Texto para leitura:
—————

A aposentadoria de Philip Rivers pôs fim a carreira de um dos melhores quarterbacks da NFL nas últimas duas décadas. Se Rivers nunca teve a chance de vencer um Super Bowl em 17 temporadas na liga, isso diz muito mais sobre a incapacidade de seus times de lhe darem condições para tal: quando pensamos na famosa classe de Draft de 2004, Ben Roethlisberger venceu seu primeiro Super Bowl em 2005 e Eli Manning tinha seu primeiro anel em 2007, enquanto o jogador do San Diego/Los Angeles Chargers nunca disputou a final.
Rivers encerrou sua carreira depois de uma temporada com o Indianapolis Colts, encerrada na rodada de Wild Card. Apesar de ter sido um bom ano do veterano e do fato dele ainda ter qualidade para jogar por mais um ou dois anos, ele escolheu pendurar as chuteiras e assumir o posto de treinador principal num colégio no estado do Alabama. Mesmo com a passagem pelos Colts, ele será lembrado como uma lenda por seu tempo junto dos Chargers.
Mágica além dos recordes
Pergunte a um torcedor dos Chargers o que significou Philip Rivers nas últimas duas décadas e observe-o responder de forma apaixonada. É quase impossível, mesmo que o quarterback não tenha conseguido conquistar um título para a franquia, encontrar um fã que não admire o jogador.

—————

Registros fornecidos:
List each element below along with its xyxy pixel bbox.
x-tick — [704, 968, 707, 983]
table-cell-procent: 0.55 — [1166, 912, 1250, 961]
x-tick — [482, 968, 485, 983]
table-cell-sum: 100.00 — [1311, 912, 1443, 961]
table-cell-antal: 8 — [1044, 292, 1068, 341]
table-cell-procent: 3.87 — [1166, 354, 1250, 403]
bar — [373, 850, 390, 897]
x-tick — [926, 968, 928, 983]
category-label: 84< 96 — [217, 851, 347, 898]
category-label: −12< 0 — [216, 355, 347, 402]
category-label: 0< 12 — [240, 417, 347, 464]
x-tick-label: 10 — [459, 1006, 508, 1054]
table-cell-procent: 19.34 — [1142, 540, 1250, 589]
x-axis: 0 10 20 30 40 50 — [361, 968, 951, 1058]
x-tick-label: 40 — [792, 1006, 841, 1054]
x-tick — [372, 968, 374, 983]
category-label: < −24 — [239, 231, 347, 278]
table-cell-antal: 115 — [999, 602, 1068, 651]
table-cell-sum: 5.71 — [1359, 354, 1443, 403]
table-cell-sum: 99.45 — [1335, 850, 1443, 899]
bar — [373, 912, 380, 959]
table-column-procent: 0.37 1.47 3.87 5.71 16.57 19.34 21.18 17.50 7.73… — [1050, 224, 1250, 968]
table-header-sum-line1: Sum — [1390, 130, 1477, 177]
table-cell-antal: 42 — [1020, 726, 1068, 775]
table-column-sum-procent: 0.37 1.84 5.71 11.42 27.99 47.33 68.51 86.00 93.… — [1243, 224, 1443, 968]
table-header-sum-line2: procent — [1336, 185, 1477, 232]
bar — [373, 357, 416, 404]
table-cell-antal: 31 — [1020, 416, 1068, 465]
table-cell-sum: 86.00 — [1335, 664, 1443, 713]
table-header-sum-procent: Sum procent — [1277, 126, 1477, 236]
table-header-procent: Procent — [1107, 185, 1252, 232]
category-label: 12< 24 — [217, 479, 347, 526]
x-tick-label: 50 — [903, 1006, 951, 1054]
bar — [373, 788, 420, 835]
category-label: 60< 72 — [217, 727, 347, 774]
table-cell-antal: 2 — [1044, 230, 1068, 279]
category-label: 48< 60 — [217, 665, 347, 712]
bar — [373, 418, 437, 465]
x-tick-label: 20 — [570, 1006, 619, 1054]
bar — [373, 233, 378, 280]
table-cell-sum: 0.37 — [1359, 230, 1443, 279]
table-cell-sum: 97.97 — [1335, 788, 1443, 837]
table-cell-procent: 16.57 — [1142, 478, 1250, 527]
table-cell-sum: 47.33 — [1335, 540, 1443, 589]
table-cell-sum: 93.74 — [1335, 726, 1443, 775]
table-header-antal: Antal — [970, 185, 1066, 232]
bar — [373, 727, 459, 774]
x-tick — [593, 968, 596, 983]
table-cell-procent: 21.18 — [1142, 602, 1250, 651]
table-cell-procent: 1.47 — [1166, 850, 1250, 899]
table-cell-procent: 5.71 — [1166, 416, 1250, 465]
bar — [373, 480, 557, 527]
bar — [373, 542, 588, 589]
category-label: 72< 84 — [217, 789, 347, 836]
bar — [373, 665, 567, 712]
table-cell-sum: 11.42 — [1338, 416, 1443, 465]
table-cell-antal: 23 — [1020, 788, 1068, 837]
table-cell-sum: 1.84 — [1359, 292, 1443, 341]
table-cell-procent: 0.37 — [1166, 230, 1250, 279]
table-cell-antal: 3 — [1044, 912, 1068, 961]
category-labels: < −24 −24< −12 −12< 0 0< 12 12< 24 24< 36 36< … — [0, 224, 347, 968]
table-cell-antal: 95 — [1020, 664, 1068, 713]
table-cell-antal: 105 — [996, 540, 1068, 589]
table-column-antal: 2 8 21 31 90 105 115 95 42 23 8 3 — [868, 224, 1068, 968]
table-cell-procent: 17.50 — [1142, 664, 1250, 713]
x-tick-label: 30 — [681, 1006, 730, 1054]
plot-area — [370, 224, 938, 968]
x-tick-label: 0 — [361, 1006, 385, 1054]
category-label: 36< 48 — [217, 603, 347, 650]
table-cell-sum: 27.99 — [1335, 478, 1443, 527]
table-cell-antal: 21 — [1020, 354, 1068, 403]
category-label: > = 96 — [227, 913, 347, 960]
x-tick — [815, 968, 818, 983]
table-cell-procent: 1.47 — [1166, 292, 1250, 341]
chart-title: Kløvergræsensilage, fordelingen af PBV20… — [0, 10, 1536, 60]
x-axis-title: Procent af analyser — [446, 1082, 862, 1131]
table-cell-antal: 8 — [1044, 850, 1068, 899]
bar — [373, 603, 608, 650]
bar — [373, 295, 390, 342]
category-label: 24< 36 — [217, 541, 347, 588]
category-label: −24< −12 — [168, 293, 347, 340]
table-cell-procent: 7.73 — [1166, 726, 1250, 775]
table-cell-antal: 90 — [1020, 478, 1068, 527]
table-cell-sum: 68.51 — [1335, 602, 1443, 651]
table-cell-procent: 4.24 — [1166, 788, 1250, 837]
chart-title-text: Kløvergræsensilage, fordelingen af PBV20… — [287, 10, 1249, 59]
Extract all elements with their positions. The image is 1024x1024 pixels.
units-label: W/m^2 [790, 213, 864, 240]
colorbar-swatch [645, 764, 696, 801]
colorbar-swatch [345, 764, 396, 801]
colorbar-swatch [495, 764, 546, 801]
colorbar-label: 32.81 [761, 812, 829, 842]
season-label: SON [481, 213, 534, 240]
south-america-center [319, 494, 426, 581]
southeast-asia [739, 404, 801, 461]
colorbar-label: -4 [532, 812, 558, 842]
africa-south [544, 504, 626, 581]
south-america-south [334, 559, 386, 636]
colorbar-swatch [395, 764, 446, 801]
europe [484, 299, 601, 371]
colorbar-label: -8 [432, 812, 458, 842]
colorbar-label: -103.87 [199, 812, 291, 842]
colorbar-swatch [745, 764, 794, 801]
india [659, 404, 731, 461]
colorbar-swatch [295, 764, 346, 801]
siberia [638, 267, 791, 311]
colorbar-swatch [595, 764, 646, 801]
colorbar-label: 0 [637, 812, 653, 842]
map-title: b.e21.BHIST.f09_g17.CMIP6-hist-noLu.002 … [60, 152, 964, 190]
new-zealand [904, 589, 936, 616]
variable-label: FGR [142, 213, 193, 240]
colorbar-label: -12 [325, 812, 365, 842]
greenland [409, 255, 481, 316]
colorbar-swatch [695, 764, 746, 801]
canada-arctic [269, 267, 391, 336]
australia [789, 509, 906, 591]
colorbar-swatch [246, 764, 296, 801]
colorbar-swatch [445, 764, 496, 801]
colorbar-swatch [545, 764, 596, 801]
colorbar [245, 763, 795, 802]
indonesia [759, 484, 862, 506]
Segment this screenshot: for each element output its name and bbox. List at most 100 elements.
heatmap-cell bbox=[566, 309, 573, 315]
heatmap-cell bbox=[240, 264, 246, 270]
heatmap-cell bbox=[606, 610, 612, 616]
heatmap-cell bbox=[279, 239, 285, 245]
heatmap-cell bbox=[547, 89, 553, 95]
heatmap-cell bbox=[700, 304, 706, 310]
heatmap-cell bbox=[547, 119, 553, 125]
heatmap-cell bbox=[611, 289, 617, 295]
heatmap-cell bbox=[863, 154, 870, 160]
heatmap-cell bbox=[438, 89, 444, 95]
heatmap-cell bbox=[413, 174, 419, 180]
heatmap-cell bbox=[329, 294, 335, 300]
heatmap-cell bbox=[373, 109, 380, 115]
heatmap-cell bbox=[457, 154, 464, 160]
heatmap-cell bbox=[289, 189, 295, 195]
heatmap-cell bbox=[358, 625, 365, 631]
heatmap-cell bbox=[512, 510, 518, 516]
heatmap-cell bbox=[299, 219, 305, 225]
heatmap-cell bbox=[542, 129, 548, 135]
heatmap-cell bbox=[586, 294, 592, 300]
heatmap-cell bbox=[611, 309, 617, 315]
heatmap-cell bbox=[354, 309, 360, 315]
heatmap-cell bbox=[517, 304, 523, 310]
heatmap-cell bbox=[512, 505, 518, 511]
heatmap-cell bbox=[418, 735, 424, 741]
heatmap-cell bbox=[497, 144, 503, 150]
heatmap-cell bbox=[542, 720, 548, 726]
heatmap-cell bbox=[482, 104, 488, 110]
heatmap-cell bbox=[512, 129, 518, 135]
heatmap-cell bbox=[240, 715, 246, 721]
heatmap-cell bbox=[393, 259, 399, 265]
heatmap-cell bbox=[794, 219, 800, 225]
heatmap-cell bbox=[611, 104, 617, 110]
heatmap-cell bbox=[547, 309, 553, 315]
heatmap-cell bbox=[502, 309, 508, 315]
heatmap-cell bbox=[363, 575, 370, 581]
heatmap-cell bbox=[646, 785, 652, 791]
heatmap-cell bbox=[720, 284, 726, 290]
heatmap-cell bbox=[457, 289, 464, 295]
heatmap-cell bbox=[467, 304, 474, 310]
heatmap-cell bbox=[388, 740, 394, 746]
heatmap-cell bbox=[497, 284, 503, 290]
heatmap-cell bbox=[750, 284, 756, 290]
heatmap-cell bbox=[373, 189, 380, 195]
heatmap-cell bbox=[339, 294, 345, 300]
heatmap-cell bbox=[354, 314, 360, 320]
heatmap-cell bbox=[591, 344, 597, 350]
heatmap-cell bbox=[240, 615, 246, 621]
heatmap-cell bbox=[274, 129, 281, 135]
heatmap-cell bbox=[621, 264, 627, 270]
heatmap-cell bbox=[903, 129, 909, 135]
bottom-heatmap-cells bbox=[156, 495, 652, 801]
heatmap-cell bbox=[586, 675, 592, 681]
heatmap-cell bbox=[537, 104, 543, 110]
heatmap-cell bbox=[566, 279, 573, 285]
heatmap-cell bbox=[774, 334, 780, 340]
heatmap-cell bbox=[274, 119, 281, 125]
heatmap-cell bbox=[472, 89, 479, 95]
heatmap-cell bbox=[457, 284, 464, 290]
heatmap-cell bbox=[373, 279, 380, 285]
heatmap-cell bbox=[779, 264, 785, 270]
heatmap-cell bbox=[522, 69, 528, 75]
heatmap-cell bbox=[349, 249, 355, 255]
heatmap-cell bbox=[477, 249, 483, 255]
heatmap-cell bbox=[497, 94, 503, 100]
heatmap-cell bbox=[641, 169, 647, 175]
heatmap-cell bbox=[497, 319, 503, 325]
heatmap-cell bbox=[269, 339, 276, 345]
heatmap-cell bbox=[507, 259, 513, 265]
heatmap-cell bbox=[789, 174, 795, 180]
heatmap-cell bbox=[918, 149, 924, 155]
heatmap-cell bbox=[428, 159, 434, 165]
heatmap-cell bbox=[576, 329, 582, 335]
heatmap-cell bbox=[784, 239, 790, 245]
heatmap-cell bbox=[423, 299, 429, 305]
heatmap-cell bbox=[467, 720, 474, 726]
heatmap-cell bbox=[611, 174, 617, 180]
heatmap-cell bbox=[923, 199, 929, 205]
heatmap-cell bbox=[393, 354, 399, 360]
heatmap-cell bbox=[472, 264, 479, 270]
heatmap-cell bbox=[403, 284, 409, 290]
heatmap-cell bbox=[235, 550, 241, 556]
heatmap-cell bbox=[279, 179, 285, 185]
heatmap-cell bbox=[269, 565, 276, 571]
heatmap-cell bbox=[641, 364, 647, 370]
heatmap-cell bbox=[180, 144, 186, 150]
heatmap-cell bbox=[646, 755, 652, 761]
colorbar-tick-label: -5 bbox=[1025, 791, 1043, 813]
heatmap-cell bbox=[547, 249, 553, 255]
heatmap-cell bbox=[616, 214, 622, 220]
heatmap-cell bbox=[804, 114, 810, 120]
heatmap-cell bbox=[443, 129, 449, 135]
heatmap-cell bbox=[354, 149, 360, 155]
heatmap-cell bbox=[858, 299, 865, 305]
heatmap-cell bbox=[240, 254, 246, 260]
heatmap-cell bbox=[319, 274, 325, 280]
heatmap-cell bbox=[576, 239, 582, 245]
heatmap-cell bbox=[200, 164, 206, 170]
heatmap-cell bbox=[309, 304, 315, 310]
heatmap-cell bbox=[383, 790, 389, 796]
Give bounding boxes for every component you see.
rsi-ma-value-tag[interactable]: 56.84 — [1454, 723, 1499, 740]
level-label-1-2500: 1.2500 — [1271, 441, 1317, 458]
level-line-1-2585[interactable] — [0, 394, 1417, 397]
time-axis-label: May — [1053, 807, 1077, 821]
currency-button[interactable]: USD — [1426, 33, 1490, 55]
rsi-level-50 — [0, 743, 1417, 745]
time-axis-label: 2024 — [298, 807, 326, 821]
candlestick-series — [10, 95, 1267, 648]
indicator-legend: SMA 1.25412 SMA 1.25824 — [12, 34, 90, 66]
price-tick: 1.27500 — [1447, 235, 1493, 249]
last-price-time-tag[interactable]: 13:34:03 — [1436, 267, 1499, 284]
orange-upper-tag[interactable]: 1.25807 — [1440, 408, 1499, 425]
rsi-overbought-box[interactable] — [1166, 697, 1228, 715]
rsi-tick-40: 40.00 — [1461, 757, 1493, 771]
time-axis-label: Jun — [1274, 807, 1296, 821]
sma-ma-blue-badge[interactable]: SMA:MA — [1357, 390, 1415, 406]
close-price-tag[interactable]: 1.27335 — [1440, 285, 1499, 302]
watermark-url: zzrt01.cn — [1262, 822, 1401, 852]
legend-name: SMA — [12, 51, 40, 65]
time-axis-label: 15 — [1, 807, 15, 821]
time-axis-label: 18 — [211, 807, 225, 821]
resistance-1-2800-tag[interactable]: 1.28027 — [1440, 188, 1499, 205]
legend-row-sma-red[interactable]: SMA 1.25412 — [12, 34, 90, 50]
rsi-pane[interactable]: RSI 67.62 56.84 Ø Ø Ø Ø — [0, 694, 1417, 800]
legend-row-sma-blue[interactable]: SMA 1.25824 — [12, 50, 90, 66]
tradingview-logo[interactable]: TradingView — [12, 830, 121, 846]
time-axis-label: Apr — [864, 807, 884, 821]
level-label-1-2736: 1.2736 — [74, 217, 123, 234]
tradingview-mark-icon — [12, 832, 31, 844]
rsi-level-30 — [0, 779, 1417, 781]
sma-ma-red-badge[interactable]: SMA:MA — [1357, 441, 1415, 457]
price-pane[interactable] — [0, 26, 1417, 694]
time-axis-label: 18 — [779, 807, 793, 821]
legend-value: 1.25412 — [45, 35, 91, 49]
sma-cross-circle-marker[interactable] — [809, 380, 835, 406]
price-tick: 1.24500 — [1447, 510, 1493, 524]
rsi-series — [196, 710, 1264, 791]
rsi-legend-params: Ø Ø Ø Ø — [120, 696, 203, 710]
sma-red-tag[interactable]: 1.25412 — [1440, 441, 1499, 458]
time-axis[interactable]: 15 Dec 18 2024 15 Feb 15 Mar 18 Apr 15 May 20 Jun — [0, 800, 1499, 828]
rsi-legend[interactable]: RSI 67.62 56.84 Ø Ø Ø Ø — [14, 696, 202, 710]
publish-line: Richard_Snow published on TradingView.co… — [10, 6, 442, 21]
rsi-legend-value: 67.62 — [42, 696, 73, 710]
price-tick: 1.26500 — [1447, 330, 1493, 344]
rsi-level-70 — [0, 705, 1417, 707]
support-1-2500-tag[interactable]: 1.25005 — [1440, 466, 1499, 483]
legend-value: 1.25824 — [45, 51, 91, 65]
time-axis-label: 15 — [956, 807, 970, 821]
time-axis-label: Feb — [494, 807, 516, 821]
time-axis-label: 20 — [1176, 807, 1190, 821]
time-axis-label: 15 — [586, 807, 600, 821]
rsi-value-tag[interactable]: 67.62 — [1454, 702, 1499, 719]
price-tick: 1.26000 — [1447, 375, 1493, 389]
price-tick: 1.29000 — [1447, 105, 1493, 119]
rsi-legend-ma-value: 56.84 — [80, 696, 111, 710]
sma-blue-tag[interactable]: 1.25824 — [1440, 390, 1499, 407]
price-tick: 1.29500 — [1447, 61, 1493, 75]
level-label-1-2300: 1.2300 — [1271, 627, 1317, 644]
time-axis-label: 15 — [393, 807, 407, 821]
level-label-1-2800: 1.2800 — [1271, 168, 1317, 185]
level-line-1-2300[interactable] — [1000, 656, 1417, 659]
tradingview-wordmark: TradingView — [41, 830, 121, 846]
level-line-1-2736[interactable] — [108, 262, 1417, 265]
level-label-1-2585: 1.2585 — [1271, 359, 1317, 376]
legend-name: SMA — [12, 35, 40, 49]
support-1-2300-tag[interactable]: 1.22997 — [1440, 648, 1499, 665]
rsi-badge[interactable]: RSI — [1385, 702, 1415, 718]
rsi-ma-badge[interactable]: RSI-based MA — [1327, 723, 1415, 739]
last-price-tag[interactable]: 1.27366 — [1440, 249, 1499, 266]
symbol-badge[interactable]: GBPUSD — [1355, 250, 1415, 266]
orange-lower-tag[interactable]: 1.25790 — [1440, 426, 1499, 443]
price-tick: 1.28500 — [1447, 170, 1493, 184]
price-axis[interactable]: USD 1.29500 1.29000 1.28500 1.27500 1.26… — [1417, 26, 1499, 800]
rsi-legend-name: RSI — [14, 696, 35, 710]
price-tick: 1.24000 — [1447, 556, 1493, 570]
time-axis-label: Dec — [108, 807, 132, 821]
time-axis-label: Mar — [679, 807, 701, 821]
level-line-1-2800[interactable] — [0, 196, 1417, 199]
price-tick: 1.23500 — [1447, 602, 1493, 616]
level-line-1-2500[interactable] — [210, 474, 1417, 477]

—————

O que fazer:
Responda às perguntas abaixo com base no texto sobre a aposentadoria de Philip Rivers.
1. Em que ano Ben Roethlisberger venceu seu primeiro Super Bowl?
2. Por qual time Rivers jogou sua última temporada?
3. Que posto Rivers escolheu assumir ao encerrar a carreira?

Sua resposta:
1. Em 2005.
2. Pelo Indianapolis Colts.
3. O de treinador principal num colégio no estado do Alabama.